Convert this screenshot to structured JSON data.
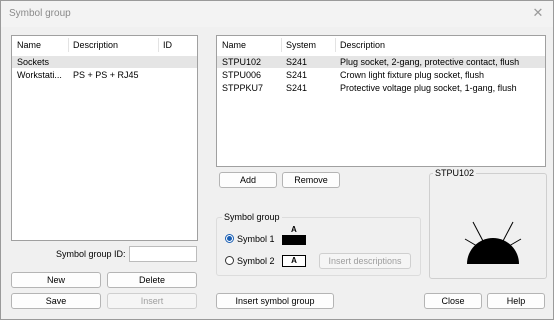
{
  "window": {
    "title": "Symbol group",
    "close_glyph": "✕"
  },
  "left_list": {
    "headers": [
      "Name",
      "Description",
      "ID"
    ],
    "rows": [
      {
        "name": "Sockets",
        "description": "",
        "id": "",
        "selected": true
      },
      {
        "name": "Workstati...",
        "description": "PS + PS + RJ45",
        "id": "",
        "selected": false
      }
    ]
  },
  "right_list": {
    "headers": [
      "Name",
      "System",
      "Description"
    ],
    "rows": [
      {
        "name": "STPU102",
        "system": "S241",
        "description": "Plug socket, 2-gang, protective contact, flush",
        "selected": true
      },
      {
        "name": "STPU006",
        "system": "S241",
        "description": "Crown light fixture plug socket, flush",
        "selected": false
      },
      {
        "name": "STPPKU7",
        "system": "S241",
        "description": "Protective voltage plug socket, 1-gang, flush",
        "selected": false
      }
    ]
  },
  "symbol_group_id": {
    "label": "Symbol group ID:",
    "value": ""
  },
  "buttons": {
    "new": "New",
    "delete": "Delete",
    "save": "Save",
    "insert": "Insert",
    "add": "Add",
    "remove": "Remove",
    "insert_symbol_group": "Insert symbol group",
    "insert_descriptions": "Insert descriptions",
    "close": "Close",
    "help": "Help"
  },
  "symbol_group": {
    "title": "Symbol group",
    "symbol1_label": "Symbol 1",
    "symbol2_label": "Symbol 2",
    "swatch_letter": "A",
    "selected": "Symbol 1"
  },
  "preview": {
    "title": "STPU102",
    "icon": "socket-symbol-icon"
  },
  "colors": {
    "selection": "#e5e5e5",
    "radio_accent": "#1a5fb4"
  }
}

────────────────────────────────────────

Your objective: Write out each line of the data exactly; the images should be left out.

Solution to the problem:
Convert this screenshot to structured JSON data.
{
  "window": {
    "title": "Symbol group",
    "close_glyph": "✕"
  },
  "left_list": {
    "headers": [
      "Name",
      "Description",
      "ID"
    ],
    "rows": [
      {
        "name": "Sockets",
        "description": "",
        "id": "",
        "selected": true
      },
      {
        "name": "Workstati...",
        "description": "PS + PS + RJ45",
        "id": "",
        "selected": false
      }
    ]
  },
  "right_list": {
    "headers": [
      "Name",
      "System",
      "Description"
    ],
    "rows": [
      {
        "name": "STPU102",
        "system": "S241",
        "description": "Plug socket, 2-gang, protective contact, flush",
        "selected": true
      },
      {
        "name": "STPU006",
        "system": "S241",
        "description": "Crown light fixture plug socket, flush",
        "selected": false
      },
      {
        "name": "STPPKU7",
        "system": "S241",
        "description": "Protective voltage plug socket, 1-gang, flush",
        "selected": false
      }
    ]
  },
  "symbol_group_id": {
    "label": "Symbol group ID:",
    "value": ""
  },
  "buttons": {
    "new": "New",
    "delete": "Delete",
    "save": "Save",
    "insert": "Insert",
    "add": "Add",
    "remove": "Remove",
    "insert_symbol_group": "Insert symbol group",
    "insert_descriptions": "Insert descriptions",
    "close": "Close",
    "help": "Help"
  },
  "symbol_group": {
    "title": "Symbol group",
    "symbol1_label": "Symbol 1",
    "symbol2_label": "Symbol 2",
    "swatch_letter": "A",
    "selected": "Symbol 1"
  },
  "preview": {
    "title": "STPU102",
    "icon": "socket-symbol-icon"
  },
  "colors": {
    "selection": "#e5e5e5",
    "radio_accent": "#1a5fb4"
  }
}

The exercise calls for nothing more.